(Saved entries)
START
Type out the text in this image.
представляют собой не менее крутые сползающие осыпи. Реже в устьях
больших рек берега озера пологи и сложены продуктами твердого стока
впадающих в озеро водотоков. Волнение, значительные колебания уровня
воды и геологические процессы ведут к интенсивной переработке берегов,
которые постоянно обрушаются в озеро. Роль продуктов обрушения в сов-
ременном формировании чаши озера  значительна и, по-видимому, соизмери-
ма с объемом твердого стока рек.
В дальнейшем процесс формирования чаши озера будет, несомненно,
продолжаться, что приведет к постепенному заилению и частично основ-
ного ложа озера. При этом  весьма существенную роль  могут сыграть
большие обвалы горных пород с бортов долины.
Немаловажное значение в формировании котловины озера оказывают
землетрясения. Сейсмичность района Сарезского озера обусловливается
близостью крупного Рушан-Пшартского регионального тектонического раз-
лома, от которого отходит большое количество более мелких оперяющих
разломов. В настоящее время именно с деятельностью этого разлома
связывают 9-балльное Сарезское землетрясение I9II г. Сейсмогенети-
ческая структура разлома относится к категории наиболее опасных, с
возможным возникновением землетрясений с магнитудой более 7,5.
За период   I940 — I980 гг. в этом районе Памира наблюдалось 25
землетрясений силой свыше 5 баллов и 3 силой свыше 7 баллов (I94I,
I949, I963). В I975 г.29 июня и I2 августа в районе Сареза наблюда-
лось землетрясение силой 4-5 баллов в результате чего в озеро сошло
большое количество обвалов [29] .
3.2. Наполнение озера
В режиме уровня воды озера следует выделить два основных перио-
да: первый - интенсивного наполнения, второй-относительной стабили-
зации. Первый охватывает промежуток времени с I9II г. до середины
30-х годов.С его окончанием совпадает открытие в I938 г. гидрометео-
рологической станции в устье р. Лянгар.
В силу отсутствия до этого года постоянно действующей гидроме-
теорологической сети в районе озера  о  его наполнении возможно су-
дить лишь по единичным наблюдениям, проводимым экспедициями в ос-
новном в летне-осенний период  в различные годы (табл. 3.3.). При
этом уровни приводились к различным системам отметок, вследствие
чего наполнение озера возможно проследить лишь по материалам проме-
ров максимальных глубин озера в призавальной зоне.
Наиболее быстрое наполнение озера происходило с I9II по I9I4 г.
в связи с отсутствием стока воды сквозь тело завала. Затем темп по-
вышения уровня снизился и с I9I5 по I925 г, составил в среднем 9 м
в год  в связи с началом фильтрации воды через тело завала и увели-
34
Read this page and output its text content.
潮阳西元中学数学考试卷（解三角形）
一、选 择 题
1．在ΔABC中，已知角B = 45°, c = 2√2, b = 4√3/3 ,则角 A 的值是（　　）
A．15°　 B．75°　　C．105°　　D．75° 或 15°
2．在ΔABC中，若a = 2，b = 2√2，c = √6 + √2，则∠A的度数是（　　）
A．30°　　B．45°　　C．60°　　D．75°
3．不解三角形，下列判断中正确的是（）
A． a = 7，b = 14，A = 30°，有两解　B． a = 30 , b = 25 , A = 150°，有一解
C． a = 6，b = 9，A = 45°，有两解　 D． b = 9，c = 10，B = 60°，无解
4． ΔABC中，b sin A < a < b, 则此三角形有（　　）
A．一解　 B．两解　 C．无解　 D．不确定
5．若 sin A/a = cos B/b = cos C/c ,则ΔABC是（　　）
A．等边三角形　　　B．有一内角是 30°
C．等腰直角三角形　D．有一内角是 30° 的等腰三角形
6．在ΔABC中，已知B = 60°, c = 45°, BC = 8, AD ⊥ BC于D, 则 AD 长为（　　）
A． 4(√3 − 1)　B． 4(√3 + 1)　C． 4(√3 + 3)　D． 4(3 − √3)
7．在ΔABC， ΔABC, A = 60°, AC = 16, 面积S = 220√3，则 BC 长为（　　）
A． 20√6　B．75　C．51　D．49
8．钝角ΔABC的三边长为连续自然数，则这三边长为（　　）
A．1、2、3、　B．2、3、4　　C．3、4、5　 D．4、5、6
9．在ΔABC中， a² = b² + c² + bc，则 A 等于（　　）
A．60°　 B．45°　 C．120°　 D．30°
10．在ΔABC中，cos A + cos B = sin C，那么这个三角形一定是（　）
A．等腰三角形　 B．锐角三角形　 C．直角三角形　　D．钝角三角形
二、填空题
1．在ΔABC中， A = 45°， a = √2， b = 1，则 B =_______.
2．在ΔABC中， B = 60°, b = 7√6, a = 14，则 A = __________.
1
END
### Exercise goal
Each line of the material above needs to be quoted exactly, please.

### Exercise answer
Type out the text in this image.
представляют собой не менее крутые сползающие осыпи. Реже в устьях
больших рек берега озера пологи и сложены продуктами твердого стока
впадающих в озеро водотоков. Волнение, значительные колебания уровня
воды и геологические процессы ведут к интенсивной переработке берегов,
которые постоянно обрушаются в озеро. Роль продуктов обрушения в сов-
ременном формировании чаши озера  значительна и, по-видимому, соизмери-
ма с объемом твердого стока рек.
В дальнейшем процесс формирования чаши озера будет, несомненно,
продолжаться, что приведет к постепенному заилению и частично основ-
ного ложа озера. При этом  весьма существенную роль  могут сыграть
большие обвалы горных пород с бортов долины.
Немаловажное значение в формировании котловины озера оказывают
землетрясения. Сейсмичность района Сарезского озера обусловливается
близостью крупного Рушан-Пшартского регионального тектонического раз-
лома, от которого отходит большое количество более мелких оперяющих
разломов. В настоящее время именно с деятельностью этого разлома
связывают 9-балльное Сарезское землетрясение I9II г. Сейсмогенети-
ческая структура разлома относится к категории наиболее опасных, с
возможным возникновением землетрясений с магнитудой более 7,5.
За период   I940 — I980 гг. в этом районе Памира наблюдалось 25
землетрясений силой свыше 5 баллов и 3 силой свыше 7 баллов (I94I,
I949, I963). В I975 г.29 июня и I2 августа в районе Сареза наблюда-
лось землетрясение силой 4-5 баллов в результате чего в озеро сошло
большое количество обвалов [29] .
3.2. Наполнение озера
В режиме уровня воды озера следует выделить два основных перио-
да: первый - интенсивного наполнения, второй-относительной стабили-
зации. Первый охватывает промежуток времени с I9II г. до середины
30-х годов.С его окончанием совпадает открытие в I938 г. гидрометео-
рологической станции в устье р. Лянгар.
В силу отсутствия до этого года постоянно действующей гидроме-
теорологической сети в районе озера  о  его наполнении возможно су-
дить лишь по единичным наблюдениям, проводимым экспедициями в ос-
новном в летне-осенний период  в различные годы (табл. 3.3.). При
этом уровни приводились к различным системам отметок, вследствие
чего наполнение озера возможно проследить лишь по материалам проме-
ров максимальных глубин озера в призавальной зоне.
Наиболее быстрое наполнение озера происходило с I9II по I9I4 г.
в связи с отсутствием стока воды сквозь тело завала. Затем темп по-
вышения уровня снизился и с I9I5 по I925 г, составил в среднем 9 м
в год  в связи с началом фильтрации воды через тело завала и увели-
34
Read this page and output its text content.
潮阳西元中学数学考试卷（解三角形）
一、选 择 题
1．在ΔABC中，已知角B = 45°, c = 2√2, b = 4√3/3 ,则角 A 的值是（　　）
A．15°　 B．75°　　C．105°　　D．75° 或 15°
2．在ΔABC中，若a = 2，b = 2√2，c = √6 + √2，则∠A的度数是（　　）
A．30°　　B．45°　　C．60°　　D．75°
3．不解三角形，下列判断中正确的是（）
A． a = 7，b = 14，A = 30°，有两解　B． a = 30 , b = 25 , A = 150°，有一解
C． a = 6，b = 9，A = 45°，有两解　 D． b = 9，c = 10，B = 60°，无解
4． ΔABC中，b sin A < a < b, 则此三角形有（　　）
A．一解　 B．两解　 C．无解　 D．不确定
5．若 sin A/a = cos B/b = cos C/c ,则ΔABC是（　　）
A．等边三角形　　　B．有一内角是 30°
C．等腰直角三角形　D．有一内角是 30° 的等腰三角形
6．在ΔABC中，已知B = 60°, c = 45°, BC = 8, AD ⊥ BC于D, 则 AD 长为（　　）
A． 4(√3 − 1)　B． 4(√3 + 1)　C． 4(√3 + 3)　D． 4(3 − √3)
7．在ΔABC， ΔABC, A = 60°, AC = 16, 面积S = 220√3，则 BC 长为（　　）
A． 20√6　B．75　C．51　D．49
8．钝角ΔABC的三边长为连续自然数，则这三边长为（　　）
A．1、2、3、　B．2、3、4　　C．3、4、5　 D．4、5、6
9．在ΔABC中， a² = b² + c² + bc，则 A 等于（　　）
A．60°　 B．45°　 C．120°　 D．30°
10．在ΔABC中，cos A + cos B = sin C，那么这个三角形一定是（　）
A．等腰三角形　 B．锐角三角形　 C．直角三角形　　D．钝角三角形
二、填空题
1．在ΔABC中， A = 45°， a = √2， b = 1，则 B =_______.
2．在ΔABC中， B = 60°, b = 7√6, a = 14，则 A = __________.
1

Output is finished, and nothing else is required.